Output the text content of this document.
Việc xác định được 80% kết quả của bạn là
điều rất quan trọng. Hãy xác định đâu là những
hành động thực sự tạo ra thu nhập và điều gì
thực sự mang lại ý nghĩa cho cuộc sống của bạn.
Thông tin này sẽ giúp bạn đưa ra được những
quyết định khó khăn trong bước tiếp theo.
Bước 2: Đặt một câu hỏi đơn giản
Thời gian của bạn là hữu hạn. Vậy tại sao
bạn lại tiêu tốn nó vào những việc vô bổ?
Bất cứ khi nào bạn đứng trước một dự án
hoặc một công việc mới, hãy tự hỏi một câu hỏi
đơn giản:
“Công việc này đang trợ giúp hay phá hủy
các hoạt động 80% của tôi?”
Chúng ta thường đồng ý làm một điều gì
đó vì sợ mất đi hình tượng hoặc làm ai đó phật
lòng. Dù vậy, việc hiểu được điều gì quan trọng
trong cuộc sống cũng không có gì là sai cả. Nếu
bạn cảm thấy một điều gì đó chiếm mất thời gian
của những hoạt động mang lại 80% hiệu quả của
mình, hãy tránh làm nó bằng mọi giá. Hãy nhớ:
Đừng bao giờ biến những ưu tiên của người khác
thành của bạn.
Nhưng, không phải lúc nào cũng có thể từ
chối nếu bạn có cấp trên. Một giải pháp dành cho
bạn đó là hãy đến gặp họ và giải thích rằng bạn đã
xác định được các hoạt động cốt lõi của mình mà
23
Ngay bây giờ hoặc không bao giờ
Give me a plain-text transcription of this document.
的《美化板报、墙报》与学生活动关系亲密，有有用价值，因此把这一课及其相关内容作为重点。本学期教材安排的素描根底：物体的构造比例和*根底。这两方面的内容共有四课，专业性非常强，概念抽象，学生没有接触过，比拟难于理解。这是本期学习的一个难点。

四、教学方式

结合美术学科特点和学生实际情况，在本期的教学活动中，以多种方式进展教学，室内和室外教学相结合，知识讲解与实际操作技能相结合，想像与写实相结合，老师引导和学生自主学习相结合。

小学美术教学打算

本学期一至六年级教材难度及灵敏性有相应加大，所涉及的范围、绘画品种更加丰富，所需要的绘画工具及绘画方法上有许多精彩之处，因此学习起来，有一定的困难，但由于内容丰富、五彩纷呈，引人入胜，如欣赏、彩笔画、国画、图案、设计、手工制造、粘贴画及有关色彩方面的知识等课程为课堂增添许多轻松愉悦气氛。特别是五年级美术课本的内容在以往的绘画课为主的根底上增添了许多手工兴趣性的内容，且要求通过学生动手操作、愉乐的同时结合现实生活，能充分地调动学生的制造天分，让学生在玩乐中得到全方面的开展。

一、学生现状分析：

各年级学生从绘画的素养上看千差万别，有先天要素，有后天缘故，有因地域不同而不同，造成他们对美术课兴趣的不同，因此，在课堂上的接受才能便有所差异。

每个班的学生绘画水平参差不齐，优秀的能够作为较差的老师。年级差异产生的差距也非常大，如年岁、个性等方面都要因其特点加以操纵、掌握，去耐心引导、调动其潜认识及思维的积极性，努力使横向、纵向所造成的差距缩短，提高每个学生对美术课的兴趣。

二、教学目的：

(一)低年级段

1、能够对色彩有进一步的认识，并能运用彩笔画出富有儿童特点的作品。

[Requirements] In the entries above, some lines may contain the string "thực"; report how many, without additional comment.

[Solution for this task] 2